▶ [Aim of the task]: Pick out each line containing the string "JSON".
-- START OF Data supplied --
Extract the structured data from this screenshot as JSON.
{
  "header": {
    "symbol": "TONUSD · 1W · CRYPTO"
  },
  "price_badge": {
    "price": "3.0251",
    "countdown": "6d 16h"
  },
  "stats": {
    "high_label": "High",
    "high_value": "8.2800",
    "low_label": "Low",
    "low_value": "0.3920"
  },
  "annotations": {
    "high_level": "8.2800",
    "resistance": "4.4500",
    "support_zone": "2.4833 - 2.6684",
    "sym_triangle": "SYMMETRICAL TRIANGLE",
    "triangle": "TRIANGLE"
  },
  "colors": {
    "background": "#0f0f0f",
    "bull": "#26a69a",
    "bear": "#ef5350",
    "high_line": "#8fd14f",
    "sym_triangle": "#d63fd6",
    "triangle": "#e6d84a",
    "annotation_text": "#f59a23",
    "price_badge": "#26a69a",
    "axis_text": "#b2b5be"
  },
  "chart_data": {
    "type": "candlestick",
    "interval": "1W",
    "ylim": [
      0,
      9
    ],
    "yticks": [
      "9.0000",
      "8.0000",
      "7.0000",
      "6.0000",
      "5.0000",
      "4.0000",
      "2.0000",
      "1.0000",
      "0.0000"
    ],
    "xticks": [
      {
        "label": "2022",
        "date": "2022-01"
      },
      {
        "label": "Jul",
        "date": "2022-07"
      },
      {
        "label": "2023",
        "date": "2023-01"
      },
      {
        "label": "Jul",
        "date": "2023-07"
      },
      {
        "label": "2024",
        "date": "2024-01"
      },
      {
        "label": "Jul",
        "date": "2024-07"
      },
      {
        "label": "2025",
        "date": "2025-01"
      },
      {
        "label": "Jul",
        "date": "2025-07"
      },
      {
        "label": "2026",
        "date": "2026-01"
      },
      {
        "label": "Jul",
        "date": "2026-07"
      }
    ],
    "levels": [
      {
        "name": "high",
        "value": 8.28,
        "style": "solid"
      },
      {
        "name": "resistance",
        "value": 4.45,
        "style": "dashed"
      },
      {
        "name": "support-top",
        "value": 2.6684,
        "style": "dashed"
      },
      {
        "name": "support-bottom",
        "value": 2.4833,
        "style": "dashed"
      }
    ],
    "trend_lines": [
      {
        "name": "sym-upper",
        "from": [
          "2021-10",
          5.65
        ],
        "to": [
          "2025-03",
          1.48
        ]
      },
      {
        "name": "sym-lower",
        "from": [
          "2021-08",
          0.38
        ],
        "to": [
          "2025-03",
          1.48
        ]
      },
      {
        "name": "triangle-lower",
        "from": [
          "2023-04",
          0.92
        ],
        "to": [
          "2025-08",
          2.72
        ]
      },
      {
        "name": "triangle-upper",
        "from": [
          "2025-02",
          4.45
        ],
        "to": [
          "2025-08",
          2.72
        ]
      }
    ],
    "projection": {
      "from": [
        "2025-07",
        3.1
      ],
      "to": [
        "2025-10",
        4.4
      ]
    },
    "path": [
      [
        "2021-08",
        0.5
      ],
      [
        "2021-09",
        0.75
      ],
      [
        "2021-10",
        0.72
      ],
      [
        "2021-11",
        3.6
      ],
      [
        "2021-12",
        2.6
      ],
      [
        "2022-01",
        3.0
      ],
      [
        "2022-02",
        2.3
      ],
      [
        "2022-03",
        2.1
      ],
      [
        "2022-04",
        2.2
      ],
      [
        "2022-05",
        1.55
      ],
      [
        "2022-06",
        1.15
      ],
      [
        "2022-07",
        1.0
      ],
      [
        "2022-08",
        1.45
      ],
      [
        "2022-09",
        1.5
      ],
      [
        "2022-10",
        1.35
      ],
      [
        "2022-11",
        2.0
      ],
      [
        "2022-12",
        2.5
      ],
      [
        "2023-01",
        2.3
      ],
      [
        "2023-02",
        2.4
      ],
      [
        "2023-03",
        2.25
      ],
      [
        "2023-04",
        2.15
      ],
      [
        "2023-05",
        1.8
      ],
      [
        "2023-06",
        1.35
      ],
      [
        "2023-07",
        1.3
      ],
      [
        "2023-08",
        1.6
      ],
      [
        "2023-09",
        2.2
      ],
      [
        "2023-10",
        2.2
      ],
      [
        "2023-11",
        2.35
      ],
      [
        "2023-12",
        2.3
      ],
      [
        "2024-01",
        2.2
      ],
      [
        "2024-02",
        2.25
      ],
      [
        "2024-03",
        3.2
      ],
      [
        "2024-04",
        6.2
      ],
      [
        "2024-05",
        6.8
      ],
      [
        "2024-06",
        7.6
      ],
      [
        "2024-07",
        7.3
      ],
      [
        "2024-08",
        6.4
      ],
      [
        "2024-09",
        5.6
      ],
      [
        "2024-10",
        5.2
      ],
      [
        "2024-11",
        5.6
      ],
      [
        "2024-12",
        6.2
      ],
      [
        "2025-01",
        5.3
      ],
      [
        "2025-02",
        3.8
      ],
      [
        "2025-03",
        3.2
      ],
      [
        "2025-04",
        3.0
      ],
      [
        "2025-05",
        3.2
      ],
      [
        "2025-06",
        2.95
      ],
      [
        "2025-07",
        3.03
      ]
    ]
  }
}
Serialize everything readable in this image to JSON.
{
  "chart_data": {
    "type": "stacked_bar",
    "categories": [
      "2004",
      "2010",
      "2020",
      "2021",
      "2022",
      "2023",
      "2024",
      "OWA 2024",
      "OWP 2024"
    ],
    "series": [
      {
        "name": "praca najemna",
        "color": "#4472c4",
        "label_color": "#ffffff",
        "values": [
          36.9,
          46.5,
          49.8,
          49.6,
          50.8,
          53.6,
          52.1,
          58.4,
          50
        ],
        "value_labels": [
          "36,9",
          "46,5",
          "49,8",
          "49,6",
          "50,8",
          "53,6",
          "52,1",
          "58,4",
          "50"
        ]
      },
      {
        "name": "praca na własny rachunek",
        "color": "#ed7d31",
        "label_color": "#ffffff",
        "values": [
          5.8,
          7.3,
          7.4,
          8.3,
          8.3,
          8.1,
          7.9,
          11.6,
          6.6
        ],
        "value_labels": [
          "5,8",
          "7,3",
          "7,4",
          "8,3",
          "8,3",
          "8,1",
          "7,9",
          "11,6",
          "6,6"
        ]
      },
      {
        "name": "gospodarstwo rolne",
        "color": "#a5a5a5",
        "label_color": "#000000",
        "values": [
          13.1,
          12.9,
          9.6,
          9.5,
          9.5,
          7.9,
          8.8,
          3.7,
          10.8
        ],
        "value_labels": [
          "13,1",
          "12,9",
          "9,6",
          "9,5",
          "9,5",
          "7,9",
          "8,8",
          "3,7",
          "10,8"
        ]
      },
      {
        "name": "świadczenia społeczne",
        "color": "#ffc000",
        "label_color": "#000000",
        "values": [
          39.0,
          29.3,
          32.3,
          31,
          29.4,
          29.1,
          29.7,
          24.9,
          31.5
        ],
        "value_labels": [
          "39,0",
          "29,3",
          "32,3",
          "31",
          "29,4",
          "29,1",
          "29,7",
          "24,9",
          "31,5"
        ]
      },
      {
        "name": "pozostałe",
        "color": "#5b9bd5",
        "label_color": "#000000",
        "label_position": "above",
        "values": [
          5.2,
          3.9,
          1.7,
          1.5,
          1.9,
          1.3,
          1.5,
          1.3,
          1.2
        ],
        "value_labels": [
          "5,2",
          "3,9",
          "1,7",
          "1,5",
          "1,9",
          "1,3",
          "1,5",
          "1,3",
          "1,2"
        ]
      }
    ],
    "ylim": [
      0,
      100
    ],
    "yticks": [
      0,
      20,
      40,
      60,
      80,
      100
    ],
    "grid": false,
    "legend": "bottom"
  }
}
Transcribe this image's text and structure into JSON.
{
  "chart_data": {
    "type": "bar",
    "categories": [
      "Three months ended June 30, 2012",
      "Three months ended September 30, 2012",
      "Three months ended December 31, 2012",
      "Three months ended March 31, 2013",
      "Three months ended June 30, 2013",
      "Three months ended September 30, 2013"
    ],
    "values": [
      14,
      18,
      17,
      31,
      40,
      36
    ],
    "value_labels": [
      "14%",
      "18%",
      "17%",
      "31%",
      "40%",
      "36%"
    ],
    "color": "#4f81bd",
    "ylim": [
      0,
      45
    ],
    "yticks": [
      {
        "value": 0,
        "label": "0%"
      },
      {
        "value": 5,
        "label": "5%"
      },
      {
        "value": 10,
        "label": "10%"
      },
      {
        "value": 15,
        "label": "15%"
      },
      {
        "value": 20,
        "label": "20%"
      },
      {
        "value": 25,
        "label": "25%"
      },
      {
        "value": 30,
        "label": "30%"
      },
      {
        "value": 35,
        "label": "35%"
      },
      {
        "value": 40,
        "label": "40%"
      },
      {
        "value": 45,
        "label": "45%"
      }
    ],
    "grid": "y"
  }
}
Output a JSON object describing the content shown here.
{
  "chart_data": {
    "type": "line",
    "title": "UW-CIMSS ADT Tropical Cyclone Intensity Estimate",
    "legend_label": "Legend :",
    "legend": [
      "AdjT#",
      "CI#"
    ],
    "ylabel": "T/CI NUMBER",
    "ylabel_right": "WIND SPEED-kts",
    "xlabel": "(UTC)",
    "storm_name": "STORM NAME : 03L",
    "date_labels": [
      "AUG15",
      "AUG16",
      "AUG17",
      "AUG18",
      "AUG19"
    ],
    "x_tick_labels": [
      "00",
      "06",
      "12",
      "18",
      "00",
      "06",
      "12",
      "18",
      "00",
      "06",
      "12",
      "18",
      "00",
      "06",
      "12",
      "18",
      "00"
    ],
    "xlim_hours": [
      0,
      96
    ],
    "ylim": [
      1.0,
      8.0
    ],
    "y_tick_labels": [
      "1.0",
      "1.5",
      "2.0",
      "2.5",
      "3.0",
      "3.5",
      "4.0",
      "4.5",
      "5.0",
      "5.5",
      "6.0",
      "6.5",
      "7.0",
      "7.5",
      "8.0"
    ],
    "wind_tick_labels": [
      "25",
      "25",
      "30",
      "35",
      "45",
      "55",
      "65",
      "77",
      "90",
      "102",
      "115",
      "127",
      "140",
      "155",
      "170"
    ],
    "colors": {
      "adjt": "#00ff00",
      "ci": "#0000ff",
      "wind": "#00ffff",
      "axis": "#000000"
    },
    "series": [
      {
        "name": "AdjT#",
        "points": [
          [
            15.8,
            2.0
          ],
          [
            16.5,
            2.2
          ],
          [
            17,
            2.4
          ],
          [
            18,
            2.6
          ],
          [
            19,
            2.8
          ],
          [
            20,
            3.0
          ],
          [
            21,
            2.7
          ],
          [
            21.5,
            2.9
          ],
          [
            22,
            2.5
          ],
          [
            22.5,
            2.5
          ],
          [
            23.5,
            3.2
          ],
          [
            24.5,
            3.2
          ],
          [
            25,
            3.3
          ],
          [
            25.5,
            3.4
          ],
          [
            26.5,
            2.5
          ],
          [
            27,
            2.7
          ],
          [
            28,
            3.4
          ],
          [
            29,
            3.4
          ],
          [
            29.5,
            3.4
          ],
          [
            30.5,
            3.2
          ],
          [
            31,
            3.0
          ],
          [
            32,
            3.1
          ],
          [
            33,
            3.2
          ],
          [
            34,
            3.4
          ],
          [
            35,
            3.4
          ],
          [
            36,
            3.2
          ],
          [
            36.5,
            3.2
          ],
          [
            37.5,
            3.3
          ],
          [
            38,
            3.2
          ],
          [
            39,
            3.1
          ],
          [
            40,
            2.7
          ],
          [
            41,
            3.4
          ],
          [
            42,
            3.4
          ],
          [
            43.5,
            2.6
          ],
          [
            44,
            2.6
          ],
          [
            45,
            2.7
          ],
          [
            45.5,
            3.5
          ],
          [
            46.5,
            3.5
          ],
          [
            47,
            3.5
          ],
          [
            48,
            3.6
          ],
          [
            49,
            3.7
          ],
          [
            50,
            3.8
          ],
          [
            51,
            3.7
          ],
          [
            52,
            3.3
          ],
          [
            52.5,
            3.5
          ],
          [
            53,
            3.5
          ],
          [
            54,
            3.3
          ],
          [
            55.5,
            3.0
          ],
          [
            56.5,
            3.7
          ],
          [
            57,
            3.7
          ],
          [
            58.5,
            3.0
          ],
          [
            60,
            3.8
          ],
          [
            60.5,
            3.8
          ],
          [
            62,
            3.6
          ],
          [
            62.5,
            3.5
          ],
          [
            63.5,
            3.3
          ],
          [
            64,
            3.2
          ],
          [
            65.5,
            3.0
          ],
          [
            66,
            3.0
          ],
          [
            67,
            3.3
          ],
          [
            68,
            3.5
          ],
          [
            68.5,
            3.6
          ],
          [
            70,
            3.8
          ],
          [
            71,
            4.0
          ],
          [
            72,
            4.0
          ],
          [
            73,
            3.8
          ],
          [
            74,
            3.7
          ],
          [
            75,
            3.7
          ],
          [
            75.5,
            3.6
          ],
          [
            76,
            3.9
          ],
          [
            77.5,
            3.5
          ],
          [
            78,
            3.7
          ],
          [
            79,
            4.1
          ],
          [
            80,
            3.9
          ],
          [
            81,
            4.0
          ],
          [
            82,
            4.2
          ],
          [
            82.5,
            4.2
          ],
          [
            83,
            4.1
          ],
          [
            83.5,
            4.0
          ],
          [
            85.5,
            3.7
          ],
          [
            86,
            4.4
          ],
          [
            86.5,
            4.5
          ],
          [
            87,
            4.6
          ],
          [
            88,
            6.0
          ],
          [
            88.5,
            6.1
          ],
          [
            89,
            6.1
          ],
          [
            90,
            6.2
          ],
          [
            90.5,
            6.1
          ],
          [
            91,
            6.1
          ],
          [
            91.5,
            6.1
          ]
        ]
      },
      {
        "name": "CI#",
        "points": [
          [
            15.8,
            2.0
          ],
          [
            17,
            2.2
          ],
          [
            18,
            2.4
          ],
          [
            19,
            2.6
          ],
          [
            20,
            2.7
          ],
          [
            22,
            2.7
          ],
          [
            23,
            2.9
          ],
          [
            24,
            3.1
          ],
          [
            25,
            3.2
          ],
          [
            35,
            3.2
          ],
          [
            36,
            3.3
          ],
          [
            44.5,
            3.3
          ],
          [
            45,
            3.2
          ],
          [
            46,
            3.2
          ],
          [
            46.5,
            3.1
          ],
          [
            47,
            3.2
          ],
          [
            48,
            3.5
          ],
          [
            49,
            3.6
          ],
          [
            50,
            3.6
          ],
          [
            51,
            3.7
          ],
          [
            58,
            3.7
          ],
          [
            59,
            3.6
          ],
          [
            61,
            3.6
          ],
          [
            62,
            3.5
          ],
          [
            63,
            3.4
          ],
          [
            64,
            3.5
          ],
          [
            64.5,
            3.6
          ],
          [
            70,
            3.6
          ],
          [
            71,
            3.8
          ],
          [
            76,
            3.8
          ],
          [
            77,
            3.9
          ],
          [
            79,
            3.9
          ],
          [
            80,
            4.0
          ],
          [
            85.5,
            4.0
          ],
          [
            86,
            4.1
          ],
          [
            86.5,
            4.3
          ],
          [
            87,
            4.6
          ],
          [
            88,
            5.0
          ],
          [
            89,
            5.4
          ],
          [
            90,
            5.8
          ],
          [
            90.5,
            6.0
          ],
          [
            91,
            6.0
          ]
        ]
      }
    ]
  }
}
-- END OF Data supplied --
▶ [Finished answer]:
Extract the structured data from this screenshot as JSON.
Serialize everything readable in this image to JSON.
Transcribe this image's text and structure into JSON.
Output a JSON object describing the content shown here.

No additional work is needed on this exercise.